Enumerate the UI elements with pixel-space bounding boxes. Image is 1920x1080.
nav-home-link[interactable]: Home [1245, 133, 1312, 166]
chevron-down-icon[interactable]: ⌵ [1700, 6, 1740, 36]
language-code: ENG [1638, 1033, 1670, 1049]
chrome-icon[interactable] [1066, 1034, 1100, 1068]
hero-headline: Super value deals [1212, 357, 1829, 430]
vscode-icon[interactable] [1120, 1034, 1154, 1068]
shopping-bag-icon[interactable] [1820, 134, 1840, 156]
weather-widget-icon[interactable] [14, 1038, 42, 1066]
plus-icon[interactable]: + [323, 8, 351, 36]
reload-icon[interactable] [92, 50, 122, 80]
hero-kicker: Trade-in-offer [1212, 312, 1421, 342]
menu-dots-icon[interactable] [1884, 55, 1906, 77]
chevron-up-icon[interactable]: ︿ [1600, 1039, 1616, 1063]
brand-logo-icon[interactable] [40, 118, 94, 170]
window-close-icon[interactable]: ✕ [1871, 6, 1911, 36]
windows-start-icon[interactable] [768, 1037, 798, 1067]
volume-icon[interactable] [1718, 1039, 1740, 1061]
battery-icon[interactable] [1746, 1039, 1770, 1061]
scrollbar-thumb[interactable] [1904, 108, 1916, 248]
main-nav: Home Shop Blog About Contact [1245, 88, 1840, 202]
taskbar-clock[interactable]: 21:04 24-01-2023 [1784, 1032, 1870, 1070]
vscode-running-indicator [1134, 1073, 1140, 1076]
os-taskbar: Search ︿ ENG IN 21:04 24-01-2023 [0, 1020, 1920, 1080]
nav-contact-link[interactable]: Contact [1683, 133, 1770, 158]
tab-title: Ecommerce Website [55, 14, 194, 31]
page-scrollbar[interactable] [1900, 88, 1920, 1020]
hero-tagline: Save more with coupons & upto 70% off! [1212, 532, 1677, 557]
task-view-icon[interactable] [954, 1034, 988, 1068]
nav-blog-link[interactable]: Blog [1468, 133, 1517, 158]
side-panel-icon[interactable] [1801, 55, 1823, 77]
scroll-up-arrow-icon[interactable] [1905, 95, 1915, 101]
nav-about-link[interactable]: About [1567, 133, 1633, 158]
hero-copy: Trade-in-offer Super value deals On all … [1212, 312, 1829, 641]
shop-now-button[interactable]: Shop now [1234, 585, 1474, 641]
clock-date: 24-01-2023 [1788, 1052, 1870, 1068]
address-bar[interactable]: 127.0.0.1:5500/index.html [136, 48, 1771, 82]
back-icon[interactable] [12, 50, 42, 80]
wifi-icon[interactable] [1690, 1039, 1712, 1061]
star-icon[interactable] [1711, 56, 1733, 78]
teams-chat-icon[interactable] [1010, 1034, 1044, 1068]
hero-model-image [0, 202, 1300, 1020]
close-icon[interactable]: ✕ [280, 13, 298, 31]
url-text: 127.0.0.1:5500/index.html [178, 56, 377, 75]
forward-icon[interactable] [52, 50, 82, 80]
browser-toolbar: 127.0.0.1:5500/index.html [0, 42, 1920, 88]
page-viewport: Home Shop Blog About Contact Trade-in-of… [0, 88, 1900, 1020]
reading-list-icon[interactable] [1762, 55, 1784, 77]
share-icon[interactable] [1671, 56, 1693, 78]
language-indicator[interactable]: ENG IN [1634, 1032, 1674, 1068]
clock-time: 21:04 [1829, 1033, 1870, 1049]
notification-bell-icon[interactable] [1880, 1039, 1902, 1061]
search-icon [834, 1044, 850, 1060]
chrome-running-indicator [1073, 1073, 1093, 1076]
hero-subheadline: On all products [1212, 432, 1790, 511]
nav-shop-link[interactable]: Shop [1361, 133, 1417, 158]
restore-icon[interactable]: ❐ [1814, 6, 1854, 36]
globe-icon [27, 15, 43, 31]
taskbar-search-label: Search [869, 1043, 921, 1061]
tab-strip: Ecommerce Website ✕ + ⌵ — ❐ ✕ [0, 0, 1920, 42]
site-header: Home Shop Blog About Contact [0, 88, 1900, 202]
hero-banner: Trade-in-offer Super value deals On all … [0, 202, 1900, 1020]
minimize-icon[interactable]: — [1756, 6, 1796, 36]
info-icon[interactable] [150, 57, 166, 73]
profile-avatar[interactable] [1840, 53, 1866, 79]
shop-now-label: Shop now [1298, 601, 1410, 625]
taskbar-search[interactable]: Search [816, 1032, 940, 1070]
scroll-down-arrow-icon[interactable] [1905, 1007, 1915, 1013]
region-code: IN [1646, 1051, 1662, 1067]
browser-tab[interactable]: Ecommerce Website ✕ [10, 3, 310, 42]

- **What you will do**: Reproduce every line of the items above verbatim, with nothing changed, added, or left out.

- **Exercise result**:
Enumerate the UI elements with pixel-space bounding boxes. Image is 1920x1080.
nav-home-link[interactable]: Home [1245, 133, 1312, 166]
chevron-down-icon[interactable]: ⌵ [1700, 6, 1740, 36]
language-code: ENG [1638, 1033, 1670, 1049]
chrome-icon[interactable] [1066, 1034, 1100, 1068]
hero-headline: Super value deals [1212, 357, 1829, 430]
vscode-icon[interactable] [1120, 1034, 1154, 1068]
shopping-bag-icon[interactable] [1820, 134, 1840, 156]
weather-widget-icon[interactable] [14, 1038, 42, 1066]
plus-icon[interactable]: + [323, 8, 351, 36]
reload-icon[interactable] [92, 50, 122, 80]
hero-kicker: Trade-in-offer [1212, 312, 1421, 342]
menu-dots-icon[interactable] [1884, 55, 1906, 77]
chevron-up-icon[interactable]: ︿ [1600, 1039, 1616, 1063]
brand-logo-icon[interactable] [40, 118, 94, 170]
window-close-icon[interactable]: ✕ [1871, 6, 1911, 36]
windows-start-icon[interactable] [768, 1037, 798, 1067]
volume-icon[interactable] [1718, 1039, 1740, 1061]
battery-icon[interactable] [1746, 1039, 1770, 1061]
scrollbar-thumb[interactable] [1904, 108, 1916, 248]
main-nav: Home Shop Blog About Contact [1245, 88, 1840, 202]
taskbar-clock[interactable]: 21:04 24-01-2023 [1784, 1032, 1870, 1070]
vscode-running-indicator [1134, 1073, 1140, 1076]
os-taskbar: Search ︿ ENG IN 21:04 24-01-2023 [0, 1020, 1920, 1080]
nav-contact-link[interactable]: Contact [1683, 133, 1770, 158]
tab-title: Ecommerce Website [55, 14, 194, 31]
page-scrollbar[interactable] [1900, 88, 1920, 1020]
hero-tagline: Save more with coupons & upto 70% off! [1212, 532, 1677, 557]
task-view-icon[interactable] [954, 1034, 988, 1068]
nav-blog-link[interactable]: Blog [1468, 133, 1517, 158]
side-panel-icon[interactable] [1801, 55, 1823, 77]
scroll-up-arrow-icon[interactable] [1905, 95, 1915, 101]
nav-about-link[interactable]: About [1567, 133, 1633, 158]
hero-copy: Trade-in-offer Super value deals On all … [1212, 312, 1829, 641]
shop-now-button[interactable]: Shop now [1234, 585, 1474, 641]
clock-date: 24-01-2023 [1788, 1052, 1870, 1068]
address-bar[interactable]: 127.0.0.1:5500/index.html [136, 48, 1771, 82]
back-icon[interactable] [12, 50, 42, 80]
wifi-icon[interactable] [1690, 1039, 1712, 1061]
star-icon[interactable] [1711, 56, 1733, 78]
teams-chat-icon[interactable] [1010, 1034, 1044, 1068]
hero-model-image [0, 202, 1300, 1020]
close-icon[interactable]: ✕ [280, 13, 298, 31]
url-text: 127.0.0.1:5500/index.html [178, 56, 377, 75]
forward-icon[interactable] [52, 50, 82, 80]
browser-toolbar: 127.0.0.1:5500/index.html [0, 42, 1920, 88]
page-viewport: Home Shop Blog About Contact Trade-in-of… [0, 88, 1900, 1020]
reading-list-icon[interactable] [1762, 55, 1784, 77]
share-icon[interactable] [1671, 56, 1693, 78]
language-indicator[interactable]: ENG IN [1634, 1032, 1674, 1068]
clock-time: 21:04 [1829, 1033, 1870, 1049]
notification-bell-icon[interactable] [1880, 1039, 1902, 1061]
search-icon [834, 1044, 850, 1060]
chrome-running-indicator [1073, 1073, 1093, 1076]
hero-subheadline: On all products [1212, 432, 1790, 511]
nav-shop-link[interactable]: Shop [1361, 133, 1417, 158]
restore-icon[interactable]: ❐ [1814, 6, 1854, 36]
globe-icon [27, 15, 43, 31]
taskbar-search-label: Search [869, 1043, 921, 1061]
tab-strip: Ecommerce Website ✕ + ⌵ — ❐ ✕ [0, 0, 1920, 42]
site-header: Home Shop Blog About Contact [0, 88, 1900, 202]
hero-banner: Trade-in-offer Super value deals On all … [0, 202, 1900, 1020]
minimize-icon[interactable]: — [1756, 6, 1796, 36]
info-icon[interactable] [150, 57, 166, 73]
profile-avatar[interactable] [1840, 53, 1866, 79]
shop-now-label: Shop now [1298, 601, 1410, 625]
taskbar-search[interactable]: Search [816, 1032, 940, 1070]
scroll-down-arrow-icon[interactable] [1905, 1007, 1915, 1013]
region-code: IN [1646, 1051, 1662, 1067]
browser-tab[interactable]: Ecommerce Website ✕ [10, 3, 310, 42]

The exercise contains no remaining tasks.